*DIRECTIONS:*
Images should be left out, and everything else in the listing reproduced exactly.
------------------------------------------------
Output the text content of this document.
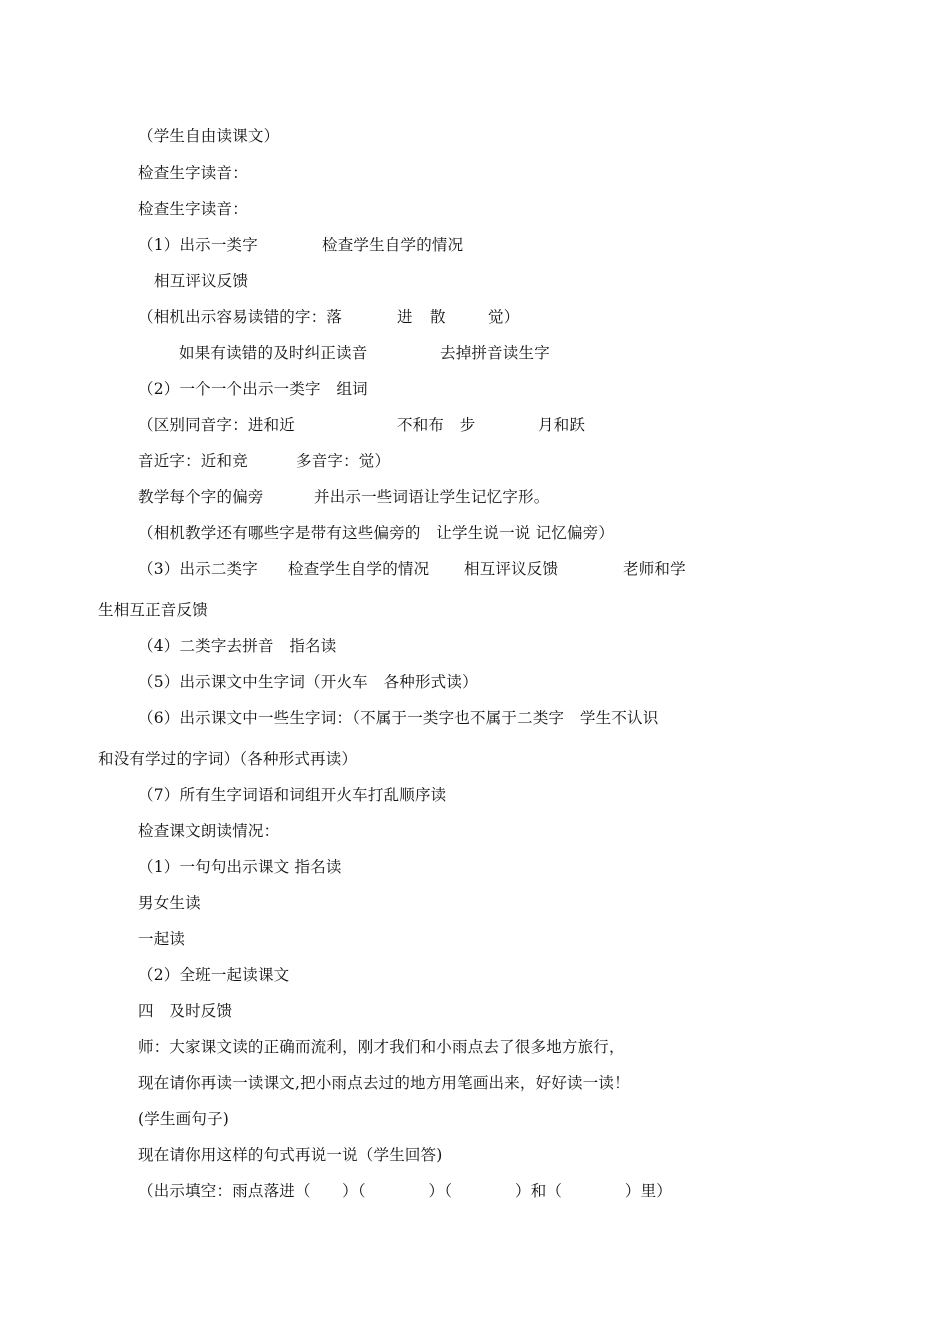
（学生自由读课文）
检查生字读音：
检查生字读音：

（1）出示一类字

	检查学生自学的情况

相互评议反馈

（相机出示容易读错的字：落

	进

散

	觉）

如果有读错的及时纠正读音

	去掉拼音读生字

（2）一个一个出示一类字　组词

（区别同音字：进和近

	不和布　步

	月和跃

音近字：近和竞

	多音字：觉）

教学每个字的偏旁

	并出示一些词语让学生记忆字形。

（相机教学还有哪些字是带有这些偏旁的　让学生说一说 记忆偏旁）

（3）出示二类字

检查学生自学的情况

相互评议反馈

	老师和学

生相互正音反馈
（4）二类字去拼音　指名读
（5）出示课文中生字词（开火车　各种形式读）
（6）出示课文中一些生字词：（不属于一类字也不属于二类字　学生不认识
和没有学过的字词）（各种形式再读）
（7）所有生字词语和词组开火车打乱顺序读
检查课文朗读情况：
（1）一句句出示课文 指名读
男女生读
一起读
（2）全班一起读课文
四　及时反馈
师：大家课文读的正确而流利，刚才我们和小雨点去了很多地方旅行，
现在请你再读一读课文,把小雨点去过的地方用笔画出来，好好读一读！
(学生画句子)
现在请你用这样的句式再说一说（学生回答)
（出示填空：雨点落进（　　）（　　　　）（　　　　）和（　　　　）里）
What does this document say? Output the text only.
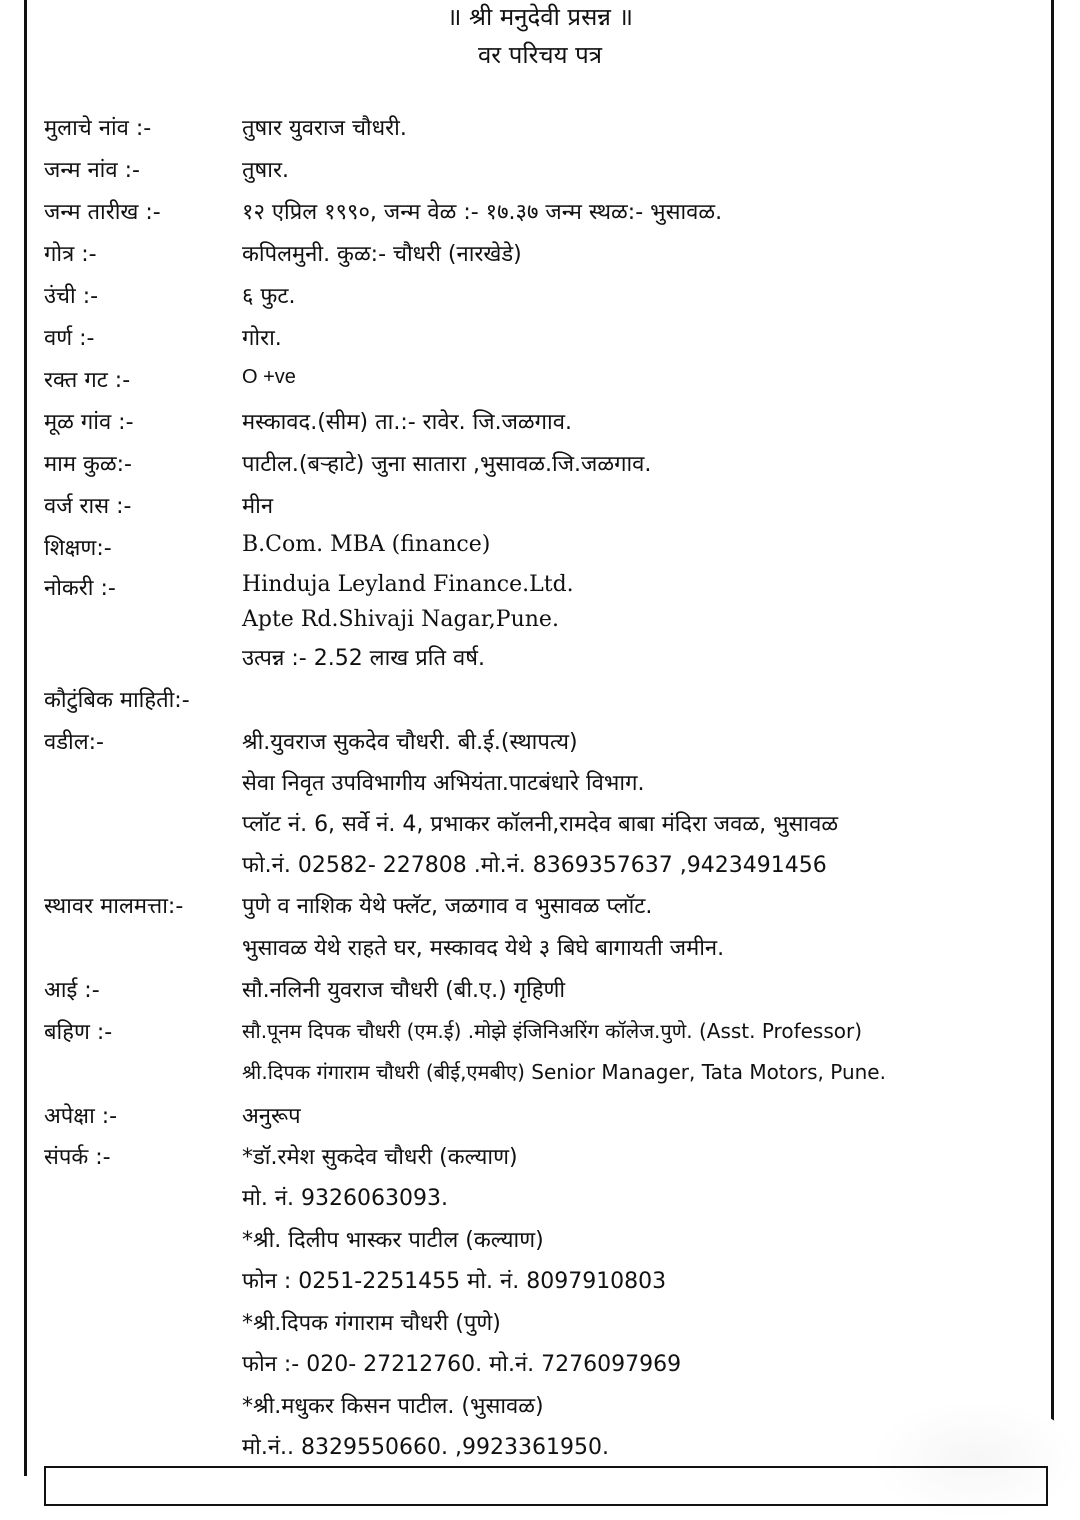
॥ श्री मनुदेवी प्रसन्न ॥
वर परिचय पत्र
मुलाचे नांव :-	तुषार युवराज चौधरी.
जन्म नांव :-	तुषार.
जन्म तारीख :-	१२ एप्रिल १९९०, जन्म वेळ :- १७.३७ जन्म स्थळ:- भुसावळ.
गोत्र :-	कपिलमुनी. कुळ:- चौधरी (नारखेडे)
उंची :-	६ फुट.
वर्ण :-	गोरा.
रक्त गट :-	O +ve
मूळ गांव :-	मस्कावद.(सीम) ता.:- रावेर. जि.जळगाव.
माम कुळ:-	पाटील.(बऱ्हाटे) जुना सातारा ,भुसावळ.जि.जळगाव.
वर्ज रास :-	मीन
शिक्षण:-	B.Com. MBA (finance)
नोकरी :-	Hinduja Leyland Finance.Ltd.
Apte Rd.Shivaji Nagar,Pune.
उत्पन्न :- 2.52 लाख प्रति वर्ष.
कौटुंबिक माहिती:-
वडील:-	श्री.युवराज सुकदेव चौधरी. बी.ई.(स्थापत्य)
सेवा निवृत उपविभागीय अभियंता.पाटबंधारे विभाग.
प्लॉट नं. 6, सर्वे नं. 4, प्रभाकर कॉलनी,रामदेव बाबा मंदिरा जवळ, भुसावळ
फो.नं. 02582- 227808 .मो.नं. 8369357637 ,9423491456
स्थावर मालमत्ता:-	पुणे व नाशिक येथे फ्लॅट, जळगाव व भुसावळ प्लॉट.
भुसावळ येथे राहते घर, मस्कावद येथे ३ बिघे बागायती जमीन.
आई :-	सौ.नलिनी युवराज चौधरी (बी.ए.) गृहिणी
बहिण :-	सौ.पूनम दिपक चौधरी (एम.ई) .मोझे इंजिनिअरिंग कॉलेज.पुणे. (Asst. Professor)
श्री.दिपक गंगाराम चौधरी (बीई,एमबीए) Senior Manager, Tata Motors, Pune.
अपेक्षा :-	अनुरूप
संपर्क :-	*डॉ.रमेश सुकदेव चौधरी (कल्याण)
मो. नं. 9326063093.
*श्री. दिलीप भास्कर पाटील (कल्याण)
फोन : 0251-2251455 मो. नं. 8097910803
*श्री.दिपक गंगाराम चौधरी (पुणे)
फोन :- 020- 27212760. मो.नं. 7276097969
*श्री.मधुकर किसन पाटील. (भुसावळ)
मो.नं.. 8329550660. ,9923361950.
------------------------------------------------
*SOLUTION BELOW:*
Output the text content of this document.
（学生自由读课文）
检查生字读音：
检查生字读音：

（1）出示一类字

	检查学生自学的情况

相互评议反馈

（相机出示容易读错的字：落

	进

散

	觉）

如果有读错的及时纠正读音

	去掉拼音读生字

（2）一个一个出示一类字　组词

（区别同音字：进和近

	不和布　步

	月和跃

音近字：近和竞

	多音字：觉）

教学每个字的偏旁

	并出示一些词语让学生记忆字形。

（相机教学还有哪些字是带有这些偏旁的　让学生说一说 记忆偏旁）

（3）出示二类字

检查学生自学的情况

相互评议反馈

	老师和学

生相互正音反馈
（4）二类字去拼音　指名读
（5）出示课文中生字词（开火车　各种形式读）
（6）出示课文中一些生字词：（不属于一类字也不属于二类字　学生不认识
和没有学过的字词）（各种形式再读）
（7）所有生字词语和词组开火车打乱顺序读
检查课文朗读情况：
（1）一句句出示课文 指名读
男女生读
一起读
（2）全班一起读课文
四　及时反馈
师：大家课文读的正确而流利，刚才我们和小雨点去了很多地方旅行，
现在请你再读一读课文,把小雨点去过的地方用笔画出来，好好读一读！
(学生画句子)
现在请你用这样的句式再说一说（学生回答)
（出示填空：雨点落进（　　）（　　　　）（　　　　）和（　　　　）里）
What does this document say? Output the text only.
॥ श्री मनुदेवी प्रसन्न ॥
वर परिचय पत्र
मुलाचे नांव :-	तुषार युवराज चौधरी.
जन्म नांव :-	तुषार.
जन्म तारीख :-	१२ एप्रिल १९९०, जन्म वेळ :- १७.३७ जन्म स्थळ:- भुसावळ.
गोत्र :-	कपिलमुनी. कुळ:- चौधरी (नारखेडे)
उंची :-	६ फुट.
वर्ण :-	गोरा.
रक्त गट :-	O +ve
मूळ गांव :-	मस्कावद.(सीम) ता.:- रावेर. जि.जळगाव.
माम कुळ:-	पाटील.(बऱ्हाटे) जुना सातारा ,भुसावळ.जि.जळगाव.
वर्ज रास :-	मीन
शिक्षण:-	B.Com. MBA (finance)
नोकरी :-	Hinduja Leyland Finance.Ltd.
Apte Rd.Shivaji Nagar,Pune.
उत्पन्न :- 2.52 लाख प्रति वर्ष.
कौटुंबिक माहिती:-
वडील:-	श्री.युवराज सुकदेव चौधरी. बी.ई.(स्थापत्य)
सेवा निवृत उपविभागीय अभियंता.पाटबंधारे विभाग.
प्लॉट नं. 6, सर्वे नं. 4, प्रभाकर कॉलनी,रामदेव बाबा मंदिरा जवळ, भुसावळ
फो.नं. 02582- 227808 .मो.नं. 8369357637 ,9423491456
स्थावर मालमत्ता:-	पुणे व नाशिक येथे फ्लॅट, जळगाव व भुसावळ प्लॉट.
भुसावळ येथे राहते घर, मस्कावद येथे ३ बिघे बागायती जमीन.
आई :-	सौ.नलिनी युवराज चौधरी (बी.ए.) गृहिणी
बहिण :-	सौ.पूनम दिपक चौधरी (एम.ई) .मोझे इंजिनिअरिंग कॉलेज.पुणे. (Asst. Professor)
श्री.दिपक गंगाराम चौधरी (बीई,एमबीए) Senior Manager, Tata Motors, Pune.
अपेक्षा :-	अनुरूप
संपर्क :-	*डॉ.रमेश सुकदेव चौधरी (कल्याण)
मो. नं. 9326063093.
*श्री. दिलीप भास्कर पाटील (कल्याण)
फोन : 0251-2251455 मो. नं. 8097910803
*श्री.दिपक गंगाराम चौधरी (पुणे)
फोन :- 020- 27212760. मो.नं. 7276097969
*श्री.मधुकर किसन पाटील. (भुसावळ)
मो.नं.. 8329550660. ,9923361950.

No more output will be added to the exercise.